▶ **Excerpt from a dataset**
----
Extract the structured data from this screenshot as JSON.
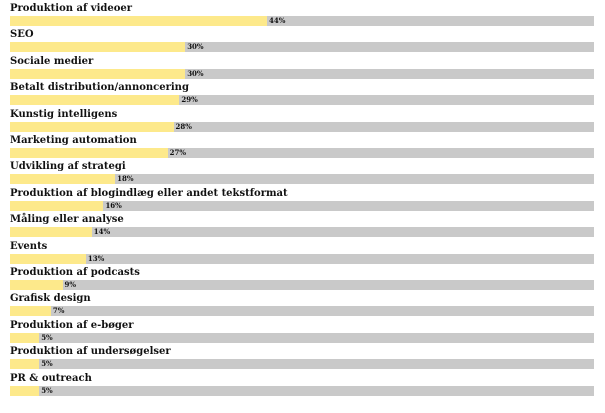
{
  "chart_data": {
    "type": "bar",
    "orientation": "horizontal",
    "categories": [
      "Produktion af videoer",
      "SEO",
      "Sociale medier",
      "Betalt distribution/annoncering",
      "Kunstig intelligens",
      "Marketing automation",
      "Udvikling af strategi",
      "Produktion af blogindlæg eller andet tekstformat",
      "Måling eller analyse",
      "Events",
      "Produktion af podcasts",
      "Grafisk design",
      "Produktion af e-bøger",
      "Produktion af undersøgelser",
      "PR & outreach"
    ],
    "values": [
      44,
      30,
      30,
      29,
      28,
      27,
      18,
      16,
      14,
      13,
      9,
      7,
      5,
      5,
      5
    ],
    "value_labels": [
      "44%",
      "30%",
      "30%",
      "29%",
      "28%",
      "27%",
      "18%",
      "16%",
      "14%",
      "13%",
      "9%",
      "7%",
      "5%",
      "5%",
      "5%"
    ],
    "xlim": [
      0,
      100
    ],
    "grid": false,
    "legend": "none",
    "colors": {
      "fill": "#fde98b",
      "track": "#c9c9c9",
      "text": "#111111"
    }
  }
}
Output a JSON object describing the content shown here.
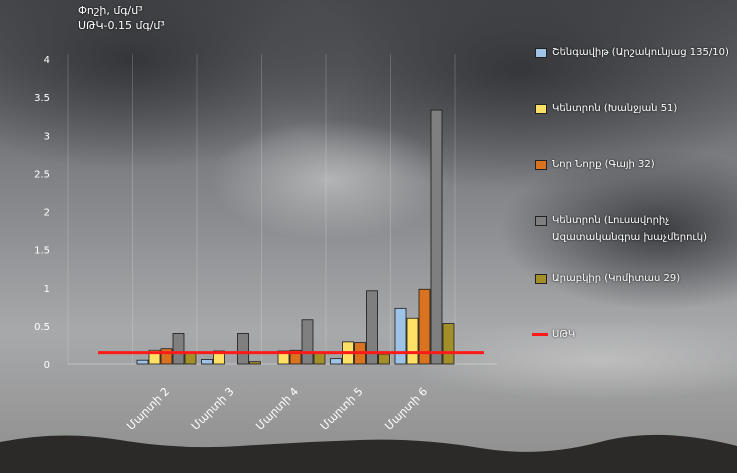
{
  "y_title_line1": "Փոշի, մգ/մ³",
  "y_title_line2": "ՍԹԿ-0.15 մգ/մ³",
  "chart_data": {
    "type": "bar",
    "categories": [
      "Մարտի 2",
      "Մարտի 3",
      "Մարտի 4",
      "Մարտի 5",
      "Մարտի 6"
    ],
    "ylim": [
      0,
      4
    ],
    "yticks": [
      "0",
      "0.5",
      "1",
      "1.5",
      "2",
      "2.5",
      "3",
      "3.5",
      "4"
    ],
    "grid": true,
    "legend_position": "right",
    "series": [
      {
        "name": "Շենգավիթ (Արշակունյաց 135/10)",
        "color": "#9dc3e6",
        "values": [
          0.05,
          0.06,
          0.0,
          0.07,
          0.73
        ]
      },
      {
        "name": "Կենտրոն (Խանջյան 51)",
        "color": "#ffe066",
        "values": [
          0.18,
          0.17,
          0.17,
          0.29,
          0.6
        ]
      },
      {
        "name": "Նոր Նորք (Գայի 32)",
        "color": "#d9731f",
        "values": [
          0.2,
          0.0,
          0.18,
          0.28,
          0.98
        ]
      },
      {
        "name": "Կենտրոն (Լուսավորիչ Ազատականգրա խաչմերուկ)",
        "color": "#7f7f7f",
        "values": [
          0.4,
          0.4,
          0.58,
          0.96,
          3.33
        ]
      },
      {
        "name": "Արաբկիր (Կոմիտաս 29)",
        "color": "#a38f2a",
        "values": [
          0.15,
          0.03,
          0.15,
          0.13,
          0.53
        ]
      }
    ],
    "reference_line": {
      "name": "ՍԹԿ",
      "value": 0.15,
      "color": "#ff1a1a"
    }
  }
}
----
▶ **Instructions for the task**
From the listing above, find the number of lines with the word "Produktion" in them. Answer with the number only.

▶ **The response**
5